— STATED EXERCISE —
Whenever a line contains the string "coordinate", copy it out of the entries.

Figure record extracts
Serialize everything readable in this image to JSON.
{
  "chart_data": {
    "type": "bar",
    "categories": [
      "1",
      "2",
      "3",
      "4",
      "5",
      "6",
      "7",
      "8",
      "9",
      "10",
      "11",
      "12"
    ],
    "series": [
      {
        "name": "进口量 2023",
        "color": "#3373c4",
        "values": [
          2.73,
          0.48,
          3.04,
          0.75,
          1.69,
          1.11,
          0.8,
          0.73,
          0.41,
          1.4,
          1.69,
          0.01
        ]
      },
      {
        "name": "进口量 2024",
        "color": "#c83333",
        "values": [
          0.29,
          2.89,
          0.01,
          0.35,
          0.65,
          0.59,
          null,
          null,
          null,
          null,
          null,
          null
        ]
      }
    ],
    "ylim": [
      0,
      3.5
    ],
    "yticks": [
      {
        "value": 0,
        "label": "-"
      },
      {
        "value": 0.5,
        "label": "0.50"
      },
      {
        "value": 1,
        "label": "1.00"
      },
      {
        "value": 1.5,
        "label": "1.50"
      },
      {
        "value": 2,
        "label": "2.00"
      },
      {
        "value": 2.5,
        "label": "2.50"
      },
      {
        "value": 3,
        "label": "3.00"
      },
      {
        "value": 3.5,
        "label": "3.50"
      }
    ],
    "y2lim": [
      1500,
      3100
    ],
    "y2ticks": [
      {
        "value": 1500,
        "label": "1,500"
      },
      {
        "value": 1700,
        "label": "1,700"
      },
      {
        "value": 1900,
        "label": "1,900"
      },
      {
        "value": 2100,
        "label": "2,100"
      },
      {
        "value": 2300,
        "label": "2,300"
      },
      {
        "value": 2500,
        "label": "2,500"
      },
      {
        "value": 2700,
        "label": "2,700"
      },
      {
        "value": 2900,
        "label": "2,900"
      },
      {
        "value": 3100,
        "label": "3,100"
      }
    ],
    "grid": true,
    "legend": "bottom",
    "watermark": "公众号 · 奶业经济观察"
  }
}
...
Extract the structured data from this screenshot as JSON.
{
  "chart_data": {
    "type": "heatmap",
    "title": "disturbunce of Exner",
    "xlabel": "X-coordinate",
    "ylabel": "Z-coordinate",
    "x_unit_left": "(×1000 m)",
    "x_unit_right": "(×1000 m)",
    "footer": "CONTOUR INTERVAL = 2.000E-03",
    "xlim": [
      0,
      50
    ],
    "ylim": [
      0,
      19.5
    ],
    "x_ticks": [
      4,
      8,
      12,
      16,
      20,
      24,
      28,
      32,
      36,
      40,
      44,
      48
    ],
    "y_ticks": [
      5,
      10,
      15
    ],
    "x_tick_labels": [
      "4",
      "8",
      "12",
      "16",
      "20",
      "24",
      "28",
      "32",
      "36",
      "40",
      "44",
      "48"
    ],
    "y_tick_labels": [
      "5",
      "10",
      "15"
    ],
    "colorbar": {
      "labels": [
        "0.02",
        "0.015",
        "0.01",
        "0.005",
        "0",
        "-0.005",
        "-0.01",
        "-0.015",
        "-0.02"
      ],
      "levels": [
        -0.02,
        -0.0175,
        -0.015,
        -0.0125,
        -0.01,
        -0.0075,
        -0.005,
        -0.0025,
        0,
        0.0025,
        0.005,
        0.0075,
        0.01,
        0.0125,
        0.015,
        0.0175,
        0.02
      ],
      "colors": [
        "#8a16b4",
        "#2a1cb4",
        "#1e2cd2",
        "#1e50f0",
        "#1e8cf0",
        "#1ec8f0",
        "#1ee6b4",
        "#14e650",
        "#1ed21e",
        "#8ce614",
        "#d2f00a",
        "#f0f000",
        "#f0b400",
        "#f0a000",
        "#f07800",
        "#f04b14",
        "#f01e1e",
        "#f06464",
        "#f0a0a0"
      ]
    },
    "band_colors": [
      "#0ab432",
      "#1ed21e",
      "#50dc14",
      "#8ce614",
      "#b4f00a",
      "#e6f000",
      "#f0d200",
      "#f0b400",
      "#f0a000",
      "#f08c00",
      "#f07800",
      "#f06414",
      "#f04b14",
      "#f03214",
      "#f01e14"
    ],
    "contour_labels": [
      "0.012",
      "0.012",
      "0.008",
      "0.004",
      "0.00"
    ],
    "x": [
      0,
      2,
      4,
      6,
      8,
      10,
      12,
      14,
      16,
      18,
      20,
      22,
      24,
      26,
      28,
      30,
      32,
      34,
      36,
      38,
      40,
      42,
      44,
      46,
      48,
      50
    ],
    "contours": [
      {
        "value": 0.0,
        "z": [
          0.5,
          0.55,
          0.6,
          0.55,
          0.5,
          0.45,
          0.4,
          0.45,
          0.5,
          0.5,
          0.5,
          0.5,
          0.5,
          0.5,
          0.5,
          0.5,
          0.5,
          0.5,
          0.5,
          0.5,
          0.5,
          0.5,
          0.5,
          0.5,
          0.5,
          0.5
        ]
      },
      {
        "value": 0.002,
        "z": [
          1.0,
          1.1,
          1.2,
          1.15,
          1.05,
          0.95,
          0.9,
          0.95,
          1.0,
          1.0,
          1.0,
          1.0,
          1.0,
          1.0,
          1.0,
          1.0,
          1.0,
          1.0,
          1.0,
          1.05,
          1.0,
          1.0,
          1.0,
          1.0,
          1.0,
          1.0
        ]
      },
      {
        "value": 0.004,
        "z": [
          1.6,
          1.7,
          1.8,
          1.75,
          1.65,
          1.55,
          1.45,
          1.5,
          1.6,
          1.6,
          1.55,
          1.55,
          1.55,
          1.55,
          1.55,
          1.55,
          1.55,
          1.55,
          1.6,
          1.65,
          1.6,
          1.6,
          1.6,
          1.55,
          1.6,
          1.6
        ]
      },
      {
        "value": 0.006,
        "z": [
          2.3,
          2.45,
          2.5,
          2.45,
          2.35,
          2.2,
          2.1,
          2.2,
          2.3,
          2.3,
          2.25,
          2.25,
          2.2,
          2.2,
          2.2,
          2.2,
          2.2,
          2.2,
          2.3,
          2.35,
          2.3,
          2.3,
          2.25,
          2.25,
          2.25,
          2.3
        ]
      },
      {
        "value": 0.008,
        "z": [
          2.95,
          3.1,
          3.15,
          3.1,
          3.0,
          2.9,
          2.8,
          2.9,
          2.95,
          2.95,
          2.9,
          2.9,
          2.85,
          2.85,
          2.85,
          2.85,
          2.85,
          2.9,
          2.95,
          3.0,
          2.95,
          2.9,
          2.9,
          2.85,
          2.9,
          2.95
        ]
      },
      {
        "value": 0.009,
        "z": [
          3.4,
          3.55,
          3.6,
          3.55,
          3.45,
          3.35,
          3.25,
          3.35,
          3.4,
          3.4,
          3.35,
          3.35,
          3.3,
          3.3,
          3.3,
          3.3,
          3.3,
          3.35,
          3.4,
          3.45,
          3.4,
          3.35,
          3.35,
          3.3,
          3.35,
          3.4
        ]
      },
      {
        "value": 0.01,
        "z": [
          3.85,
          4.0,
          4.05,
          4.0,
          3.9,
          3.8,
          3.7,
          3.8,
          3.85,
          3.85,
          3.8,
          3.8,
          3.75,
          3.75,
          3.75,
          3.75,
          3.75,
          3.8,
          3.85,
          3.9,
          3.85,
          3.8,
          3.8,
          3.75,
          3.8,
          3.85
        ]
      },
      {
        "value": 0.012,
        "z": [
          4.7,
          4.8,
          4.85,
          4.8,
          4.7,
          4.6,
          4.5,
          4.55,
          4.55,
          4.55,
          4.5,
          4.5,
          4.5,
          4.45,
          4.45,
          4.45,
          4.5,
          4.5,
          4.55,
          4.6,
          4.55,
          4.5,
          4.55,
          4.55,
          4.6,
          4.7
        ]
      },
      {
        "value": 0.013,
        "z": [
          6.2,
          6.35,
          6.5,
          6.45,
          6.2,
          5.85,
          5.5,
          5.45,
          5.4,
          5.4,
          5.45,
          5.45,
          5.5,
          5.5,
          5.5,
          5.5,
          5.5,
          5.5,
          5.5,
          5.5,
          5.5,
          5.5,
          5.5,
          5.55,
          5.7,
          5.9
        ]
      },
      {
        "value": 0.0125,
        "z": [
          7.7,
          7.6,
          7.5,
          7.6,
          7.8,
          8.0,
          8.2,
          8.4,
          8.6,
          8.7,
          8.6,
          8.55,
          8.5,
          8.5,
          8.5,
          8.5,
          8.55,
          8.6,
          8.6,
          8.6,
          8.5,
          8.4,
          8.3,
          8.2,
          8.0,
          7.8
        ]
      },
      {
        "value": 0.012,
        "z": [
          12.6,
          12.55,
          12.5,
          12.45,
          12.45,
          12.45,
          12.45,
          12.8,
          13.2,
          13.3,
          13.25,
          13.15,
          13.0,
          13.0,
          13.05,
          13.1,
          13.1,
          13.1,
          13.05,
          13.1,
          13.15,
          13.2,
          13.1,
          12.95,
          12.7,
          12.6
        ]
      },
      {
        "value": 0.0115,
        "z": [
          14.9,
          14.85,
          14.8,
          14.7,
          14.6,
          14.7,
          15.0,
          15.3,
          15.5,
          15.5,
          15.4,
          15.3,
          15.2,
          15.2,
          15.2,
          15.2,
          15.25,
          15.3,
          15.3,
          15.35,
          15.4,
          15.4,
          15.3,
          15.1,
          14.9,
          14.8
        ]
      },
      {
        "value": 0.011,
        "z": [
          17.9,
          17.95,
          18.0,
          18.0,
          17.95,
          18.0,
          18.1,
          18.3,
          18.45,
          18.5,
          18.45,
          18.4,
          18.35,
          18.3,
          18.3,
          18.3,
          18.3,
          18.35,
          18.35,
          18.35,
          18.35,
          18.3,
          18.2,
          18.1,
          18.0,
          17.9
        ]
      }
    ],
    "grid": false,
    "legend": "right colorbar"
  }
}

— SOLUTION TO THIS EXERCISE —
    "xlabel": "X-coordinate",
    "ylabel": "Z-coordinate",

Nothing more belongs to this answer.